Given information =>

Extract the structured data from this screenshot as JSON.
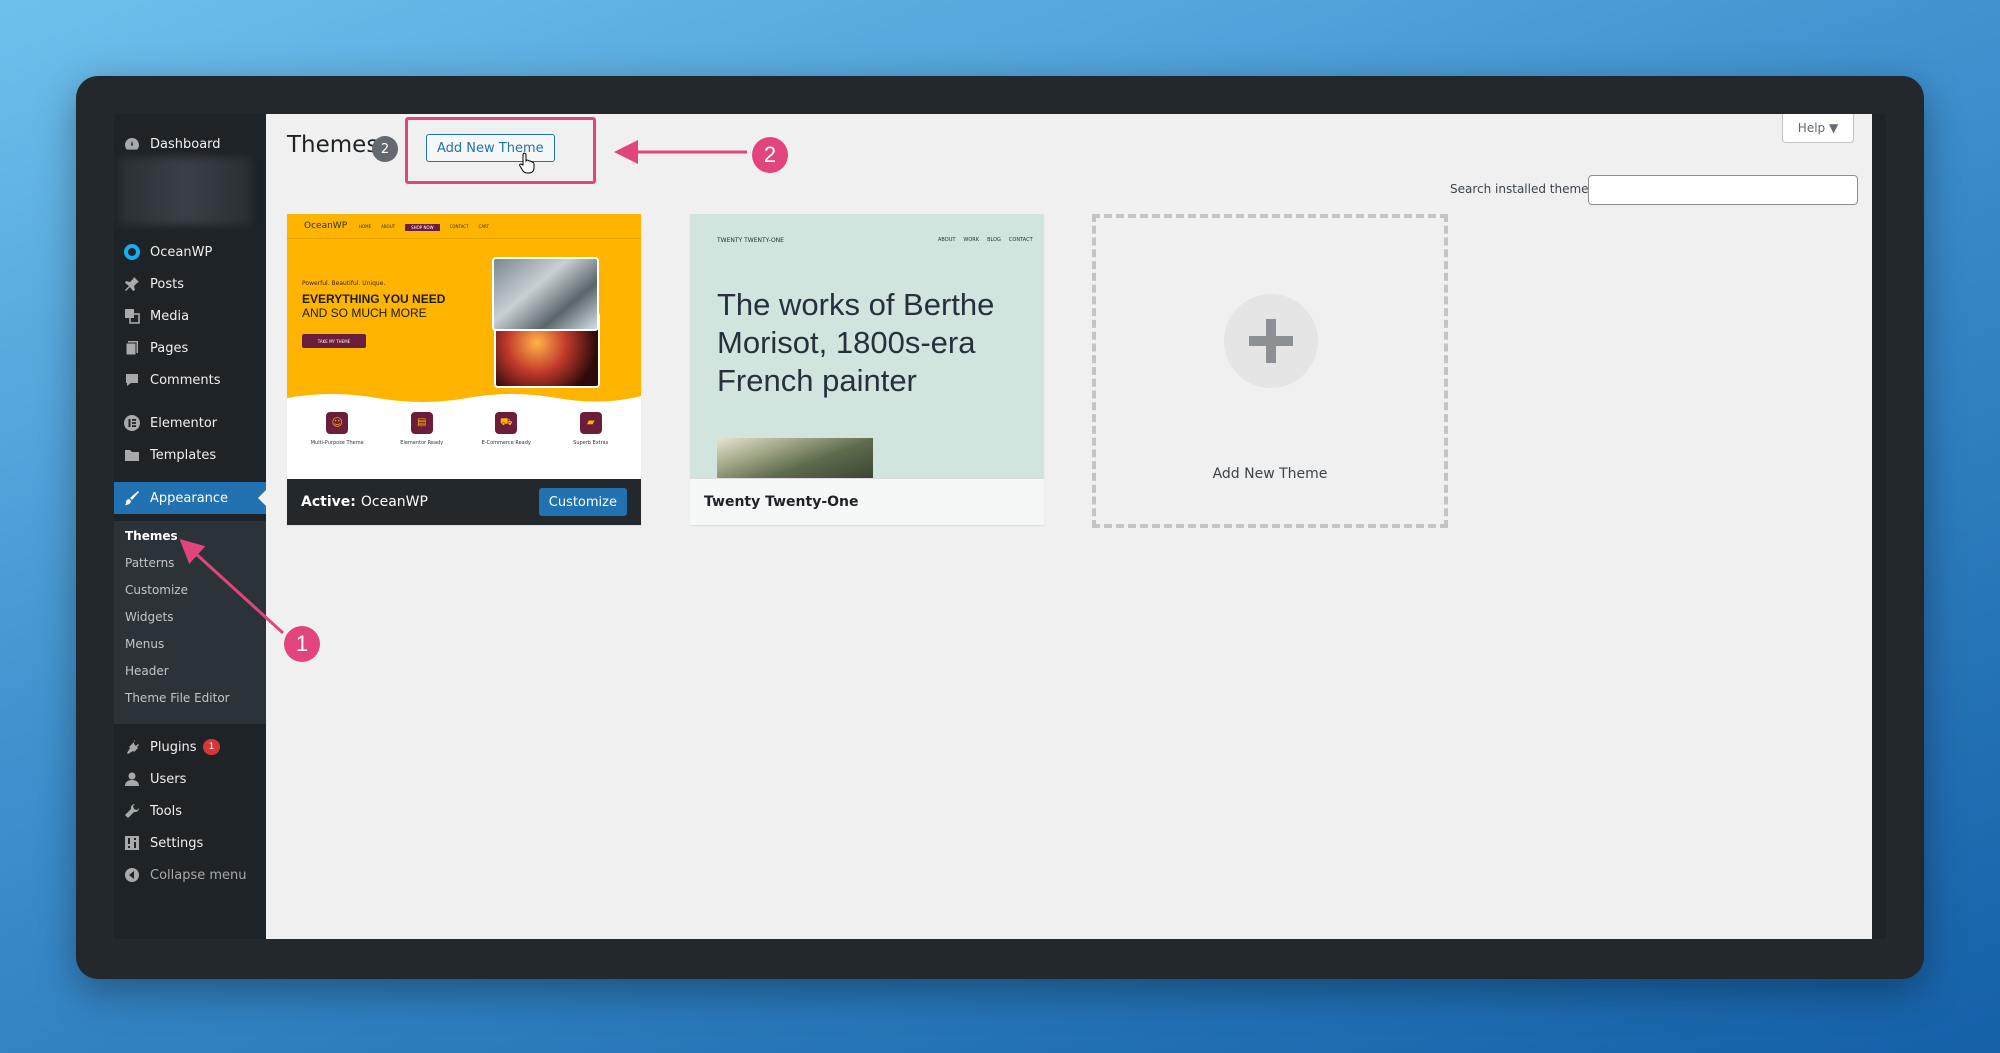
{
  "sidebar": {
    "items": [
      {
        "label": "Dashboard",
        "icon": "dashboard-icon"
      },
      {
        "label": "OceanWP",
        "icon": "oceanwp-icon"
      },
      {
        "label": "Posts",
        "icon": "pin-icon"
      },
      {
        "label": "Media",
        "icon": "media-icon"
      },
      {
        "label": "Pages",
        "icon": "pages-icon"
      },
      {
        "label": "Comments",
        "icon": "comment-icon"
      },
      {
        "label": "Elementor",
        "icon": "elementor-icon"
      },
      {
        "label": "Templates",
        "icon": "folder-icon"
      },
      {
        "label": "Appearance",
        "icon": "brush-icon"
      },
      {
        "label": "Plugins",
        "icon": "plugin-icon",
        "badge": "1"
      },
      {
        "label": "Users",
        "icon": "user-icon"
      },
      {
        "label": "Tools",
        "icon": "wrench-icon"
      },
      {
        "label": "Settings",
        "icon": "settings-icon"
      },
      {
        "label": "Collapse menu",
        "icon": "collapse-icon"
      }
    ],
    "submenu": [
      "Themes",
      "Patterns",
      "Customize",
      "Widgets",
      "Menus",
      "Header",
      "Theme File Editor"
    ]
  },
  "header": {
    "title": "Themes",
    "count": "2",
    "add_button": "Add New Theme",
    "help": "Help ▼",
    "search_label": "Search installed themes",
    "search_placeholder": ""
  },
  "themes": [
    {
      "active_prefix": "Active:",
      "name": "OceanWP",
      "customize": "Customize",
      "preview": {
        "logo": "OceanWP",
        "nav": [
          "HOME",
          "ABOUT",
          "SHOP NOW",
          "CONTACT",
          "CART"
        ],
        "kicker": "Powerful. Beautiful. Unique.",
        "headline1": "EVERYTHING YOU NEED",
        "headline2": "AND SO MUCH MORE",
        "cta": "TAKE MY THEME",
        "features": [
          "Multi-Purpose Theme",
          "Elementor Ready",
          "E-Commerce Ready",
          "Superb Extras"
        ]
      }
    },
    {
      "name": "Twenty Twenty-One",
      "preview": {
        "site": "TWENTY TWENTY-ONE",
        "nav": [
          "ABOUT",
          "WORK",
          "BLOG",
          "CONTACT"
        ],
        "heading": "The works of Berthe Morisot, 1800s-era French painter"
      }
    }
  ],
  "add_new_card": {
    "label": "Add New Theme"
  },
  "annotations": [
    "1",
    "2"
  ],
  "colors": {
    "accent": "#2271b1",
    "annotation": "#e2457e",
    "sidebar": "#1d2327",
    "ocean_yellow": "#ffb400",
    "tt1_bg": "#d1e4dd"
  }
}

Stated task => Reproduce each entry verbatim, excluding any embedded images.

Answer =>
Extract the structured data from this screenshot as JSON.
{
  "sidebar": {
    "items": [
      {
        "label": "Dashboard",
        "icon": "dashboard-icon"
      },
      {
        "label": "OceanWP",
        "icon": "oceanwp-icon"
      },
      {
        "label": "Posts",
        "icon": "pin-icon"
      },
      {
        "label": "Media",
        "icon": "media-icon"
      },
      {
        "label": "Pages",
        "icon": "pages-icon"
      },
      {
        "label": "Comments",
        "icon": "comment-icon"
      },
      {
        "label": "Elementor",
        "icon": "elementor-icon"
      },
      {
        "label": "Templates",
        "icon": "folder-icon"
      },
      {
        "label": "Appearance",
        "icon": "brush-icon"
      },
      {
        "label": "Plugins",
        "icon": "plugin-icon",
        "badge": "1"
      },
      {
        "label": "Users",
        "icon": "user-icon"
      },
      {
        "label": "Tools",
        "icon": "wrench-icon"
      },
      {
        "label": "Settings",
        "icon": "settings-icon"
      },
      {
        "label": "Collapse menu",
        "icon": "collapse-icon"
      }
    ],
    "submenu": [
      "Themes",
      "Patterns",
      "Customize",
      "Widgets",
      "Menus",
      "Header",
      "Theme File Editor"
    ]
  },
  "header": {
    "title": "Themes",
    "count": "2",
    "add_button": "Add New Theme",
    "help": "Help ▼",
    "search_label": "Search installed themes",
    "search_placeholder": ""
  },
  "themes": [
    {
      "active_prefix": "Active:",
      "name": "OceanWP",
      "customize": "Customize",
      "preview": {
        "logo": "OceanWP",
        "nav": [
          "HOME",
          "ABOUT",
          "SHOP NOW",
          "CONTACT",
          "CART"
        ],
        "kicker": "Powerful. Beautiful. Unique.",
        "headline1": "EVERYTHING YOU NEED",
        "headline2": "AND SO MUCH MORE",
        "cta": "TAKE MY THEME",
        "features": [
          "Multi-Purpose Theme",
          "Elementor Ready",
          "E-Commerce Ready",
          "Superb Extras"
        ]
      }
    },
    {
      "name": "Twenty Twenty-One",
      "preview": {
        "site": "TWENTY TWENTY-ONE",
        "nav": [
          "ABOUT",
          "WORK",
          "BLOG",
          "CONTACT"
        ],
        "heading": "The works of Berthe Morisot, 1800s-era French painter"
      }
    }
  ],
  "add_new_card": {
    "label": "Add New Theme"
  },
  "annotations": [
    "1",
    "2"
  ],
  "colors": {
    "accent": "#2271b1",
    "annotation": "#e2457e",
    "sidebar": "#1d2327",
    "ocean_yellow": "#ffb400",
    "tt1_bg": "#d1e4dd"
  }
}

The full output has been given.